▶ **Task requirements**
Copy out all of the data below with no alterations.
**** Supplied records
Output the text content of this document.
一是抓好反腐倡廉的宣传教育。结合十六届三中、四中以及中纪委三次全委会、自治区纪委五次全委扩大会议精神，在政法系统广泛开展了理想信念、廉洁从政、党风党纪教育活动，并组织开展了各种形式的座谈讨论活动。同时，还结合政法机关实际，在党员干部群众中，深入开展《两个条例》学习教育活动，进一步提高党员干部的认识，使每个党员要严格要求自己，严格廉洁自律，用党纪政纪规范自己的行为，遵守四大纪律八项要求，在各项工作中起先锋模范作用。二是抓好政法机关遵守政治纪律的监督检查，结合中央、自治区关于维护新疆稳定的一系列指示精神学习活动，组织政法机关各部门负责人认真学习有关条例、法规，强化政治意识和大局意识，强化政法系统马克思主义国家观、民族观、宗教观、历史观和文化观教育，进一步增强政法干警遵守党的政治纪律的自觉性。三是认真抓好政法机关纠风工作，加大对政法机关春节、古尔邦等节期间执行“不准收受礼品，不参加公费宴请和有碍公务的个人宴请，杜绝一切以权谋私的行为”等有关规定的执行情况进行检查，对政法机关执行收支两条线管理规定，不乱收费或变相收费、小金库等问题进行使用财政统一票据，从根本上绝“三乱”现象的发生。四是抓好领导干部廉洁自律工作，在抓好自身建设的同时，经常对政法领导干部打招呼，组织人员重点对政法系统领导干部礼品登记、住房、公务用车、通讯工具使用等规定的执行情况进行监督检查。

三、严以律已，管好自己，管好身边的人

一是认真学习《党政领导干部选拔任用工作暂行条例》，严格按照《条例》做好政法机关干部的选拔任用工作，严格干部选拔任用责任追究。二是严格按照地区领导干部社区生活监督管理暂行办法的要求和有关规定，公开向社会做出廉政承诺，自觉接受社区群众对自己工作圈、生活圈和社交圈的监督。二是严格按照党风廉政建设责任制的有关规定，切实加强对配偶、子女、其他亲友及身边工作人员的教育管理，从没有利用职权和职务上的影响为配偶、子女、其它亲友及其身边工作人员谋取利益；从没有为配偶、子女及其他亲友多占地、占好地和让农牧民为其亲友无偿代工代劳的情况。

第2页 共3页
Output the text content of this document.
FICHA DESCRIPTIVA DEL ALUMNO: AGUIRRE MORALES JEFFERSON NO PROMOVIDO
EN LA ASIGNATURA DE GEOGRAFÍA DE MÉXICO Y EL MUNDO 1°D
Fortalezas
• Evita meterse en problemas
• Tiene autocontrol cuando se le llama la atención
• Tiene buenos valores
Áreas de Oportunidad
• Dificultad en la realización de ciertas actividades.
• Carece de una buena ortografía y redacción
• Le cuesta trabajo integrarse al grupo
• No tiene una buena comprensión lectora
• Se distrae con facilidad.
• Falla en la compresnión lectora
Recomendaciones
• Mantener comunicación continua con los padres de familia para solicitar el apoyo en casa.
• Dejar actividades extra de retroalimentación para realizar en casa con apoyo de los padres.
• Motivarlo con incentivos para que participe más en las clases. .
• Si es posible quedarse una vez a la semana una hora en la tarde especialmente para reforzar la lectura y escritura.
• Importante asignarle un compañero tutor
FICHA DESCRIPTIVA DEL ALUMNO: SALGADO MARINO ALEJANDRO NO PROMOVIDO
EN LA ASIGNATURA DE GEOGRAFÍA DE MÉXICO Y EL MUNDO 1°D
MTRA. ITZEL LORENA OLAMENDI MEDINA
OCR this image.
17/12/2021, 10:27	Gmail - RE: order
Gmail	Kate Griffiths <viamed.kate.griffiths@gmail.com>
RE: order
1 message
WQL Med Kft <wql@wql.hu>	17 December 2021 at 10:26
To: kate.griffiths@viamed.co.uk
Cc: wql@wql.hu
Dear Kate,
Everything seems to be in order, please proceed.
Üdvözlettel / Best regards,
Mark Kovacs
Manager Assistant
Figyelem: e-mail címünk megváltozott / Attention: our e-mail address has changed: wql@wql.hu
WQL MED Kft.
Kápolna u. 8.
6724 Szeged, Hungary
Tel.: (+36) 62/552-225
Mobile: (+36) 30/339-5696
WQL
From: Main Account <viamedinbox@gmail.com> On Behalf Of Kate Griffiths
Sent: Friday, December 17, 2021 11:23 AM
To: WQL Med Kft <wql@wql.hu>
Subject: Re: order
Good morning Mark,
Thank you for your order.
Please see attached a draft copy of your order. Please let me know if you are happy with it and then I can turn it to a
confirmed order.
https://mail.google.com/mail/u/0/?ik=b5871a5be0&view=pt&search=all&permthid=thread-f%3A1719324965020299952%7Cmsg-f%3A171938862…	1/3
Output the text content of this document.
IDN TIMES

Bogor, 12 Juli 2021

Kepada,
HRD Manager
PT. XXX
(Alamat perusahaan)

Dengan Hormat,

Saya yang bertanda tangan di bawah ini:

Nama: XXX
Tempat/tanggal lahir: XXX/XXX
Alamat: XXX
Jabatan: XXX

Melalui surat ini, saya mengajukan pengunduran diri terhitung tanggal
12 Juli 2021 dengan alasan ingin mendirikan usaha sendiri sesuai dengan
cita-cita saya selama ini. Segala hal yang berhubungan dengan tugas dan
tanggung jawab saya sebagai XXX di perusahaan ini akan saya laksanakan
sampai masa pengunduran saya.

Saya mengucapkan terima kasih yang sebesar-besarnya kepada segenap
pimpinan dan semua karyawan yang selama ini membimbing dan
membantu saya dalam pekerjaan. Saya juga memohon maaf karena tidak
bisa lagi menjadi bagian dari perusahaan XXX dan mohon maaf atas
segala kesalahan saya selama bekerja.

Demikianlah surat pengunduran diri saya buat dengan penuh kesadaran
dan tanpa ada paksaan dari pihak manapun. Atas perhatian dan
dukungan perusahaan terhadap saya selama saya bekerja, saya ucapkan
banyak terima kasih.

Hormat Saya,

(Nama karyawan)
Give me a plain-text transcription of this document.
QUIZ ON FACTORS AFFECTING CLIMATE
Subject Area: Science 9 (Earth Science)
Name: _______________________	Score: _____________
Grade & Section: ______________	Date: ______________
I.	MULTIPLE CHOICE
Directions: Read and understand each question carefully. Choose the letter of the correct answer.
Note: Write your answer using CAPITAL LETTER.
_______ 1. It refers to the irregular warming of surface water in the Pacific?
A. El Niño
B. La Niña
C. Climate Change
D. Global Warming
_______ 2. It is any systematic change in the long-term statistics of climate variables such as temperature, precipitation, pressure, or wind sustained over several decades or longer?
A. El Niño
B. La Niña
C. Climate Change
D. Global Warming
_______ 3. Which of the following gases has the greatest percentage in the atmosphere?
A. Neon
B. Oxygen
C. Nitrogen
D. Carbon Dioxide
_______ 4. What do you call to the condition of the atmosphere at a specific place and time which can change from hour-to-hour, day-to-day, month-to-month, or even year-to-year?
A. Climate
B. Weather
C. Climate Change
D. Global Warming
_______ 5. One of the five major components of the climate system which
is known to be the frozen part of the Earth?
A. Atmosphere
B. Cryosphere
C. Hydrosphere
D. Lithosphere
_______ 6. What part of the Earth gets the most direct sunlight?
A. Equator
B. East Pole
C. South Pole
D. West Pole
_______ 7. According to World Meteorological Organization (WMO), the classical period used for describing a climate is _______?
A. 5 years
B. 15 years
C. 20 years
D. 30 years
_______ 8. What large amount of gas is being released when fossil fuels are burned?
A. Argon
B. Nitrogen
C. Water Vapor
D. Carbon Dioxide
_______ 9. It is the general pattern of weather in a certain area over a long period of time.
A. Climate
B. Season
********
▶ **Complete answer**
Output the text content of this document.
一是抓好反腐倡廉的宣传教育。结合十六届三中、四中以及中纪委三次全委会、自治区纪委五次全委扩大会议精神，在政法系统广泛开展了理想信念、廉洁从政、党风党纪教育活动，并组织开展了各种形式的座谈讨论活动。同时，还结合政法机关实际，在党员干部群众中，深入开展《两个条例》学习教育活动，进一步提高党员干部的认识，使每个党员要严格要求自己，严格廉洁自律，用党纪政纪规范自己的行为，遵守四大纪律八项要求，在各项工作中起先锋模范作用。二是抓好政法机关遵守政治纪律的监督检查，结合中央、自治区关于维护新疆稳定的一系列指示精神学习活动，组织政法机关各部门负责人认真学习有关条例、法规，强化政治意识和大局意识，强化政法系统马克思主义国家观、民族观、宗教观、历史观和文化观教育，进一步增强政法干警遵守党的政治纪律的自觉性。三是认真抓好政法机关纠风工作，加大对政法机关春节、古尔邦等节期间执行“不准收受礼品，不参加公费宴请和有碍公务的个人宴请，杜绝一切以权谋私的行为”等有关规定的执行情况进行检查，对政法机关执行收支两条线管理规定，不乱收费或变相收费、小金库等问题进行使用财政统一票据，从根本上绝“三乱”现象的发生。四是抓好领导干部廉洁自律工作，在抓好自身建设的同时，经常对政法领导干部打招呼，组织人员重点对政法系统领导干部礼品登记、住房、公务用车、通讯工具使用等规定的执行情况进行监督检查。

三、严以律已，管好自己，管好身边的人

一是认真学习《党政领导干部选拔任用工作暂行条例》，严格按照《条例》做好政法机关干部的选拔任用工作，严格干部选拔任用责任追究。二是严格按照地区领导干部社区生活监督管理暂行办法的要求和有关规定，公开向社会做出廉政承诺，自觉接受社区群众对自己工作圈、生活圈和社交圈的监督。二是严格按照党风廉政建设责任制的有关规定，切实加强对配偶、子女、其他亲友及身边工作人员的教育管理，从没有利用职权和职务上的影响为配偶、子女、其它亲友及其身边工作人员谋取利益；从没有为配偶、子女及其他亲友多占地、占好地和让农牧民为其亲友无偿代工代劳的情况。

第2页 共3页
Output the text content of this document.
FICHA DESCRIPTIVA DEL ALUMNO: AGUIRRE MORALES JEFFERSON NO PROMOVIDO
EN LA ASIGNATURA DE GEOGRAFÍA DE MÉXICO Y EL MUNDO 1°D
Fortalezas
• Evita meterse en problemas
• Tiene autocontrol cuando se le llama la atención
• Tiene buenos valores
Áreas de Oportunidad
• Dificultad en la realización de ciertas actividades.
• Carece de una buena ortografía y redacción
• Le cuesta trabajo integrarse al grupo
• No tiene una buena comprensión lectora
• Se distrae con facilidad.
• Falla en la compresnión lectora
Recomendaciones
• Mantener comunicación continua con los padres de familia para solicitar el apoyo en casa.
• Dejar actividades extra de retroalimentación para realizar en casa con apoyo de los padres.
• Motivarlo con incentivos para que participe más en las clases. .
• Si es posible quedarse una vez a la semana una hora en la tarde especialmente para reforzar la lectura y escritura.
• Importante asignarle un compañero tutor
FICHA DESCRIPTIVA DEL ALUMNO: SALGADO MARINO ALEJANDRO NO PROMOVIDO
EN LA ASIGNATURA DE GEOGRAFÍA DE MÉXICO Y EL MUNDO 1°D
MTRA. ITZEL LORENA OLAMENDI MEDINA
OCR this image.
17/12/2021, 10:27	Gmail - RE: order
Gmail	Kate Griffiths <viamed.kate.griffiths@gmail.com>
RE: order
1 message
WQL Med Kft <wql@wql.hu>	17 December 2021 at 10:26
To: kate.griffiths@viamed.co.uk
Cc: wql@wql.hu
Dear Kate,
Everything seems to be in order, please proceed.
Üdvözlettel / Best regards,
Mark Kovacs
Manager Assistant
Figyelem: e-mail címünk megváltozott / Attention: our e-mail address has changed: wql@wql.hu
WQL MED Kft.
Kápolna u. 8.
6724 Szeged, Hungary
Tel.: (+36) 62/552-225
Mobile: (+36) 30/339-5696
WQL
From: Main Account <viamedinbox@gmail.com> On Behalf Of Kate Griffiths
Sent: Friday, December 17, 2021 11:23 AM
To: WQL Med Kft <wql@wql.hu>
Subject: Re: order
Good morning Mark,
Thank you for your order.
Please see attached a draft copy of your order. Please let me know if you are happy with it and then I can turn it to a
confirmed order.
https://mail.google.com/mail/u/0/?ik=b5871a5be0&view=pt&search=all&permthid=thread-f%3A1719324965020299952%7Cmsg-f%3A171938862…	1/3
Output the text content of this document.
IDN TIMES

Bogor, 12 Juli 2021

Kepada,
HRD Manager
PT. XXX
(Alamat perusahaan)

Dengan Hormat,

Saya yang bertanda tangan di bawah ini:

Nama: XXX
Tempat/tanggal lahir: XXX/XXX
Alamat: XXX
Jabatan: XXX

Melalui surat ini, saya mengajukan pengunduran diri terhitung tanggal
12 Juli 2021 dengan alasan ingin mendirikan usaha sendiri sesuai dengan
cita-cita saya selama ini. Segala hal yang berhubungan dengan tugas dan
tanggung jawab saya sebagai XXX di perusahaan ini akan saya laksanakan
sampai masa pengunduran saya.

Saya mengucapkan terima kasih yang sebesar-besarnya kepada segenap
pimpinan dan semua karyawan yang selama ini membimbing dan
membantu saya dalam pekerjaan. Saya juga memohon maaf karena tidak
bisa lagi menjadi bagian dari perusahaan XXX dan mohon maaf atas
segala kesalahan saya selama bekerja.

Demikianlah surat pengunduran diri saya buat dengan penuh kesadaran
dan tanpa ada paksaan dari pihak manapun. Atas perhatian dan
dukungan perusahaan terhadap saya selama saya bekerja, saya ucapkan
banyak terima kasih.

Hormat Saya,

(Nama karyawan)
Give me a plain-text transcription of this document.
QUIZ ON FACTORS AFFECTING CLIMATE
Subject Area: Science 9 (Earth Science)
Name: _______________________	Score: _____________
Grade & Section: ______________	Date: ______________
I.	MULTIPLE CHOICE
Directions: Read and understand each question carefully. Choose the letter of the correct answer.
Note: Write your answer using CAPITAL LETTER.
_______ 1. It refers to the irregular warming of surface water in the Pacific?
A. El Niño
B. La Niña
C. Climate Change
D. Global Warming
_______ 2. It is any systematic change in the long-term statistics of climate variables such as temperature, precipitation, pressure, or wind sustained over several decades or longer?
A. El Niño
B. La Niña
C. Climate Change
D. Global Warming
_______ 3. Which of the following gases has the greatest percentage in the atmosphere?
A. Neon
B. Oxygen
C. Nitrogen
D. Carbon Dioxide
_______ 4. What do you call to the condition of the atmosphere at a specific place and time which can change from hour-to-hour, day-to-day, month-to-month, or even year-to-year?
A. Climate
B. Weather
C. Climate Change
D. Global Warming
_______ 5. One of the five major components of the climate system which
is known to be the frozen part of the Earth?
A. Atmosphere
B. Cryosphere
C. Hydrosphere
D. Lithosphere
_______ 6. What part of the Earth gets the most direct sunlight?
A. Equator
B. East Pole
C. South Pole
D. West Pole
_______ 7. According to World Meteorological Organization (WMO), the classical period used for describing a climate is _______?
A. 5 years
B. 15 years
C. 20 years
D. 30 years
_______ 8. What large amount of gas is being released when fossil fuels are burned?
A. Argon
B. Nitrogen
C. Water Vapor
D. Carbon Dioxide
_______ 9. It is the general pattern of weather in a certain area over a long period of time.
A. Climate
B. Season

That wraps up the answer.